=== Materials provided ===
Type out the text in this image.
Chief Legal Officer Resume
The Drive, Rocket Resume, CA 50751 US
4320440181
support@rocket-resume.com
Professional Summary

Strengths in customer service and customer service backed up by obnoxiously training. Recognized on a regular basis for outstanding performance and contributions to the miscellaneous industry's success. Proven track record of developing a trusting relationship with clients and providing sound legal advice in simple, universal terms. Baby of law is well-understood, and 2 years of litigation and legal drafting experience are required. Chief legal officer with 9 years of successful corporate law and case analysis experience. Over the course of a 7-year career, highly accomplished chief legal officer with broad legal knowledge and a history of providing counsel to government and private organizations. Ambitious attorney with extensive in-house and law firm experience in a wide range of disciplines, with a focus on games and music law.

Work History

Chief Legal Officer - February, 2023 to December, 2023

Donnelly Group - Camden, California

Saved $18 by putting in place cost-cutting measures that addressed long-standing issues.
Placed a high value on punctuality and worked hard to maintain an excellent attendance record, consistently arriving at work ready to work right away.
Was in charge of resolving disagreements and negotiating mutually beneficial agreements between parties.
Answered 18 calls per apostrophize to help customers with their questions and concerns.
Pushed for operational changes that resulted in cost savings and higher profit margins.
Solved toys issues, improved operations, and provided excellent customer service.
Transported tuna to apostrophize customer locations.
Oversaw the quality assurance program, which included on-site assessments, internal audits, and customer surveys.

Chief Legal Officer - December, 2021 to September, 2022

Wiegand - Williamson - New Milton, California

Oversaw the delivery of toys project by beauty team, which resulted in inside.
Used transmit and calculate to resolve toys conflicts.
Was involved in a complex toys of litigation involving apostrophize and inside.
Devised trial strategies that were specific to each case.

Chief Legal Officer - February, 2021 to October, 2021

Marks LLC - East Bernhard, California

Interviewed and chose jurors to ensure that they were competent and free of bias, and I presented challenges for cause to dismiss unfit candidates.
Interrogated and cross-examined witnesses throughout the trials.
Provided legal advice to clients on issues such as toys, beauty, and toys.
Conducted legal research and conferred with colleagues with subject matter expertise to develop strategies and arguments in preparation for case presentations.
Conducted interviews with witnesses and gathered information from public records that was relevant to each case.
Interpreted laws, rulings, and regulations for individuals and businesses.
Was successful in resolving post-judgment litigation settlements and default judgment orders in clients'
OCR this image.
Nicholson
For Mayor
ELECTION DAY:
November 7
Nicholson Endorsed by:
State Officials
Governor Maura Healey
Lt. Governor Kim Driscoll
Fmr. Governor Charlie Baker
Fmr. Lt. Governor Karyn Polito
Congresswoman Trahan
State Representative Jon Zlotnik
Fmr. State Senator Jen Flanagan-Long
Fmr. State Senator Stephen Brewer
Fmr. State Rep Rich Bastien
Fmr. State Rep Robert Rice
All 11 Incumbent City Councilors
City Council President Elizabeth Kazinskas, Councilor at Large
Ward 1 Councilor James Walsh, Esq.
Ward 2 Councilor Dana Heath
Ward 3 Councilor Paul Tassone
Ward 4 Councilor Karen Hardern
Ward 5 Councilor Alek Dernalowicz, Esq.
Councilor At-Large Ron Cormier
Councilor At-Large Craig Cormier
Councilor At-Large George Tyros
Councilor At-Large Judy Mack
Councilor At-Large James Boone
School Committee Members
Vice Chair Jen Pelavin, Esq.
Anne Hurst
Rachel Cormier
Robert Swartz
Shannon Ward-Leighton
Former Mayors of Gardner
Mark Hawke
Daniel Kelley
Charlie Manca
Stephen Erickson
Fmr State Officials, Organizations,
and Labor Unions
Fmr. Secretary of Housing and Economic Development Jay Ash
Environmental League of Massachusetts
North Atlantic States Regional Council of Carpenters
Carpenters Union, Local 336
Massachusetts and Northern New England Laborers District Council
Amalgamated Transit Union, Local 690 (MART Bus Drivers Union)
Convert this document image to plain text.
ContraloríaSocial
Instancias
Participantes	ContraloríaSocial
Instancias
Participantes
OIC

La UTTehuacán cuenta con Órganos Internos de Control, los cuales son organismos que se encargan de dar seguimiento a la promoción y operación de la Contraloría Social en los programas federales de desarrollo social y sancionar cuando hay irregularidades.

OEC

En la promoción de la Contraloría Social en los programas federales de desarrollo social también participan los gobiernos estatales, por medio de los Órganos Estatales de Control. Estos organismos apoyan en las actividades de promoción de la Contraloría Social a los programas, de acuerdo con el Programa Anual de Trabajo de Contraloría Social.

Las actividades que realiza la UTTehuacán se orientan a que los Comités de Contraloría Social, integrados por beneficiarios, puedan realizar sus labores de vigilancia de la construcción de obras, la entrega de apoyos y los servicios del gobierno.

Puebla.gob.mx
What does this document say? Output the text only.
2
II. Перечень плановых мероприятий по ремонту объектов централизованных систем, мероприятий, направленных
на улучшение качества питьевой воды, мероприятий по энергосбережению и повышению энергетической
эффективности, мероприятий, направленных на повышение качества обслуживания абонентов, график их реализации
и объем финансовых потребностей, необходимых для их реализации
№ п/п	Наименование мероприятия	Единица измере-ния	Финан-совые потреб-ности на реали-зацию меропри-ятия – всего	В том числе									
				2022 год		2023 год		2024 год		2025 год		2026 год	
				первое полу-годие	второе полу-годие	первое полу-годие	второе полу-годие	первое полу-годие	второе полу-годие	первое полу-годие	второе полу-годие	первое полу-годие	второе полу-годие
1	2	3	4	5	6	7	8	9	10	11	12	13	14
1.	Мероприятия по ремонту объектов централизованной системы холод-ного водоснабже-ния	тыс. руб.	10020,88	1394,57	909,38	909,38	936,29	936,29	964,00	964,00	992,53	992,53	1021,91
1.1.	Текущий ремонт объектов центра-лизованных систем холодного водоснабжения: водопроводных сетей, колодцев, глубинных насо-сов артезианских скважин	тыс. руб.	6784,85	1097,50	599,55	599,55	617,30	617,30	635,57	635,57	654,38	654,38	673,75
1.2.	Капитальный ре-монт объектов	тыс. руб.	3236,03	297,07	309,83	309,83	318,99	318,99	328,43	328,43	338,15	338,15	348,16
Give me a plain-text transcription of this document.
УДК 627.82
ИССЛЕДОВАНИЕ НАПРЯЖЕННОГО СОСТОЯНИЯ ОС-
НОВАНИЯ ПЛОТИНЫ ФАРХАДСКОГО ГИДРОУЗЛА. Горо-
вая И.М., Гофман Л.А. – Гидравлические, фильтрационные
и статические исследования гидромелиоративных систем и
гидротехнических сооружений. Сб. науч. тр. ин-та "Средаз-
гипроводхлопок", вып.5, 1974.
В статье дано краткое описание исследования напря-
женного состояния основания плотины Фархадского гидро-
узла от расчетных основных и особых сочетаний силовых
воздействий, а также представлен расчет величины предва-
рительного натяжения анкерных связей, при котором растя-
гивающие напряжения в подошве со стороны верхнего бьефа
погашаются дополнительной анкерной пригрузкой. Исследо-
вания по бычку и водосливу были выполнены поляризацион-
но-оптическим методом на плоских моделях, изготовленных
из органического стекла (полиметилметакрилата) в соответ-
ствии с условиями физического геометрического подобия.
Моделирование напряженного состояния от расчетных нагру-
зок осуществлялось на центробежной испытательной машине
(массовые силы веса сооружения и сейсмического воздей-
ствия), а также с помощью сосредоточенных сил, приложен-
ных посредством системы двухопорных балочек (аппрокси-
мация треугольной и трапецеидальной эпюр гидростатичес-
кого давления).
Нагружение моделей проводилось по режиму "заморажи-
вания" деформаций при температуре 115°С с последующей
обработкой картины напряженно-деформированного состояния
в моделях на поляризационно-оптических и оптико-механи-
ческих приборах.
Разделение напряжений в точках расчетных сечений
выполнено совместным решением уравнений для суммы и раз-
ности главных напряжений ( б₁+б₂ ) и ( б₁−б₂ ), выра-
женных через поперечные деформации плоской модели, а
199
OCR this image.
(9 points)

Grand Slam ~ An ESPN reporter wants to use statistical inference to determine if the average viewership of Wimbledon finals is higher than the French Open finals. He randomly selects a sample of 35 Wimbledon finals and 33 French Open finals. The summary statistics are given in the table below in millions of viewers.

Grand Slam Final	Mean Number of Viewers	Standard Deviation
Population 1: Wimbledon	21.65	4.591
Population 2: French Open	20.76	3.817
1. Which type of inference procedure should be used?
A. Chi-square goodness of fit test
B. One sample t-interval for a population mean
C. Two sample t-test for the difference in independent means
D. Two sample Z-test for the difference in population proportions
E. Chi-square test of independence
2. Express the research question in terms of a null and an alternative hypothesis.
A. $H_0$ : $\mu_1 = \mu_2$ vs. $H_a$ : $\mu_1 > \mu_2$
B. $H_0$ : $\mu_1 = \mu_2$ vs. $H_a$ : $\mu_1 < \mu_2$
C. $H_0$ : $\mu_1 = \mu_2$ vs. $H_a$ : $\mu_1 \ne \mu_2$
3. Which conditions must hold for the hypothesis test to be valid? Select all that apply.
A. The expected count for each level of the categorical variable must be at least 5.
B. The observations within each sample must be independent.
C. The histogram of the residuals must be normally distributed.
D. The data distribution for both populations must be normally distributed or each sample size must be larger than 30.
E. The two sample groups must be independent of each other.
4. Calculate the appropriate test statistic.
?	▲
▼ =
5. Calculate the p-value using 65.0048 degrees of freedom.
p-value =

=== To do ===
Which lines hold the string "programas"? Copy all of them from the data above.

=== Answer in full ===
La UTTehuacán cuenta con Órganos Internos de Control, los cuales son organismos que se encargan de dar seguimiento a la promoción y operación de la Contraloría Social en los programas federales de desarrollo social y sancionar cuando hay irregularidades.
En la promoción de la Contraloría Social en los programas federales de desarrollo social también participan los gobiernos estatales, por medio de los Órganos Estatales de Control. Estos organismos apoyan en las actividades de promoción de la Contraloría Social a los programas, de acuerdo con el Programa Anual de Trabajo de Contraloría Social.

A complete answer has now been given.